Collect the lines of the entries where "Topic" shows up.

--- Given entries ---

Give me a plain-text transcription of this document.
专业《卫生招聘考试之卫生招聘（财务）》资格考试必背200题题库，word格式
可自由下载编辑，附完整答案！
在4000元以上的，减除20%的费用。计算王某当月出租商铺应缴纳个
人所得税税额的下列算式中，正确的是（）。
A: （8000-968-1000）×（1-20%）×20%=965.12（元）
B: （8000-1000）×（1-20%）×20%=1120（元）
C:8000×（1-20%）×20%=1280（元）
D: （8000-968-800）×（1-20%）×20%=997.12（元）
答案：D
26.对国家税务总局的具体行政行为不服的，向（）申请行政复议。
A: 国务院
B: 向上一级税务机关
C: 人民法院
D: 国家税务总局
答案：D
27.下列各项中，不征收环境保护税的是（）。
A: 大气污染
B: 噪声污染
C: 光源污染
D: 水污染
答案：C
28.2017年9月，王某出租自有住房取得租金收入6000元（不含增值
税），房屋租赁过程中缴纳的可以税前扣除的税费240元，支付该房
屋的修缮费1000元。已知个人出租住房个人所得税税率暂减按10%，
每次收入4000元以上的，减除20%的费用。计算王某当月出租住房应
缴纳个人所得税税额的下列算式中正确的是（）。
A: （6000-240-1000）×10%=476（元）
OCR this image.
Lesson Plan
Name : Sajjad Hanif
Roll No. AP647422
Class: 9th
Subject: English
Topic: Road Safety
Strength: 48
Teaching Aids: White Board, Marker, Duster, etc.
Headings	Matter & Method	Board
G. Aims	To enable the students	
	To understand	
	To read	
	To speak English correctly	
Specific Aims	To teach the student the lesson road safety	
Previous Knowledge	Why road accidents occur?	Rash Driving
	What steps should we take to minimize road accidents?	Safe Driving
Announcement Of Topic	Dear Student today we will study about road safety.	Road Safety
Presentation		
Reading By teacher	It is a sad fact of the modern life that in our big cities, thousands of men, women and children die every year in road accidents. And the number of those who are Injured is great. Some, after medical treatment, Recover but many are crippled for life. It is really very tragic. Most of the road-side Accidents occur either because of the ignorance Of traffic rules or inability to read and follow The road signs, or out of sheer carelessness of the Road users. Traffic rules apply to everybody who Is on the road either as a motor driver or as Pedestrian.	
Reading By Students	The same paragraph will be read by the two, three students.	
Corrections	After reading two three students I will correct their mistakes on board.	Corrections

---

Written reply
Topic: Road Safety
Announcement Of Topic	Dear Student today we will study about road safety.	Road Safety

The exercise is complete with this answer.